--- TEXT TO READ ---
# # #
Line plots in Lightning

Setup



In [1]:

    
from lightning import Lightning

from numpy import random, asarray, arange
from sklearn import datasets
from scipy.ndimage.filters import gaussian_filter
from seaborn import color_palette

Connect to server



In [2]:

    
lgn = Lightning(ipython=True, host='http://public.lightning-viz.org')









    




Lightning initialized






    



Connected to server at http://public.lightning-viz.org

One random line with default styles

To experience Lightning's custom zoom behaviors, try zooming and panning with the alt or command keys held down.
Alt will only zoom/pan in x (especially useful for time series), and command for y.



In [3]:

    
y = gaussian_filter(random.rand(100), 3)
lgn.line(y)









    Out[3]:

Setting line width and color

For a single line you can pass one size and color.
# # #
--- PROVIDED DATA ---
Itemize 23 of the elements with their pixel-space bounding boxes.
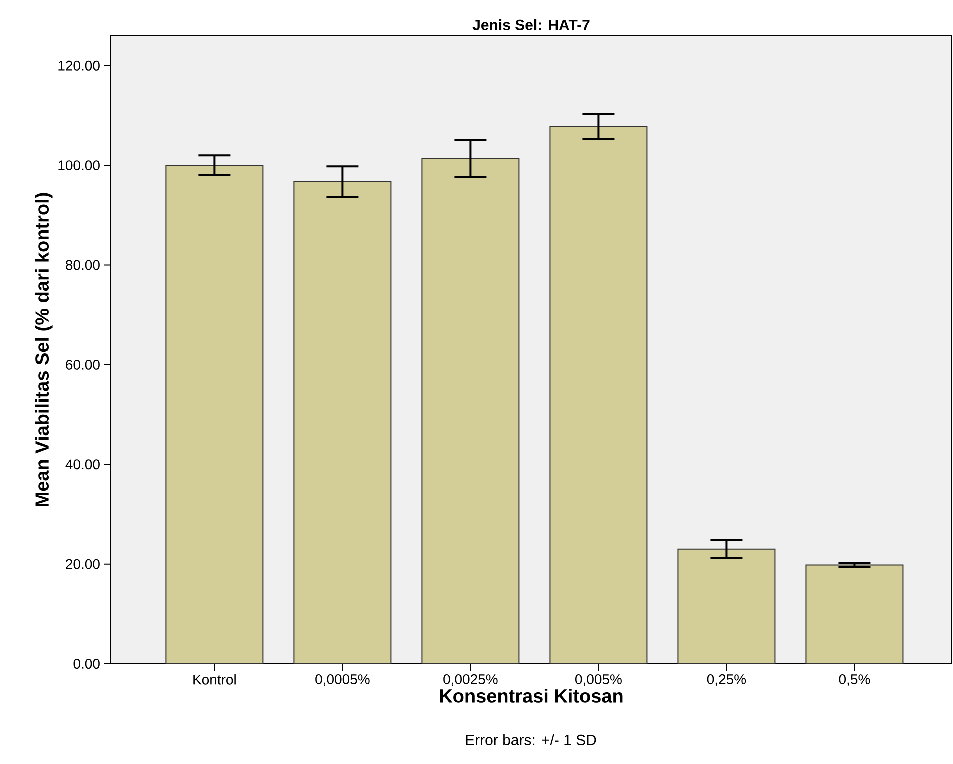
x-tick-label: 0,005%	[576, 674, 622, 686]
bar	[550, 126, 648, 664]
y-tick-label: 20.00	[66, 559, 100, 570]
bar	[422, 158, 520, 664]
x-tick-label: 0,25%	[707, 674, 746, 686]
x-tick-label: Kontrol	[194, 674, 236, 685]
bar	[806, 564, 904, 664]
bar	[294, 182, 392, 664]
x-tick-label: 0,0005%	[316, 674, 370, 686]
y-tick-label: 60.00	[66, 360, 100, 370]
y-tick-label: 40.00	[66, 460, 100, 470]
x-tick-label: 0,5%	[839, 674, 870, 686]
y-tick-label: 100.00	[58, 160, 100, 171]
bar	[678, 548, 776, 664]
y-tick-label: 80.00	[66, 260, 100, 270]
y-axis-title: Mean Viabilitas Sel (% dari kontrol)	[35, 193, 53, 506]
x-axis-title: Konsentrasi Kitosan	[440, 688, 623, 703]
y-tick-label: 0.00	[74, 659, 100, 669]
x-tick-label: 0,0025%	[444, 674, 498, 686]
y-tick-label: 120.00	[58, 60, 100, 71]
bar	[166, 165, 264, 664]
text: Error bars: +/- 1 SD	[466, 734, 596, 746]
chart-title: Jenis Sel: HAT-7	[472, 19, 590, 30]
# # #
--- WORK INSTRUCTIONS ---
1. Retype the stretch of the Lightning line-plot page from "One random line" through "lgn.line(y)".
2. Decide whether each statement agrees with the Lightning line-plot page, answering yes or no and quoting the words that settle it: (a) Holding the alt key limits zooming and panning to the x direction. (b) Holding the command key limits zooming and panning to the x direction. (c) A single line requires more than one size to be passed.

--- ANSWERS BY TASK ---
1.
One random line with default styles

To experience Lightning's custom zoom behaviors, try zooming and panning with the alt or command keys held down.
Alt will only zoom/pan in x (especially useful for time series), and command for y.



In [3]:

    
y = gaussian_filter(random.rand(100), 3)
lgn.line(y)

2.
(a) Yes: "Alt will only zoom/pan in x (especially useful for time series)"
(b) No: "and command for y."
(c) No: "For a single line you can pass one size and color."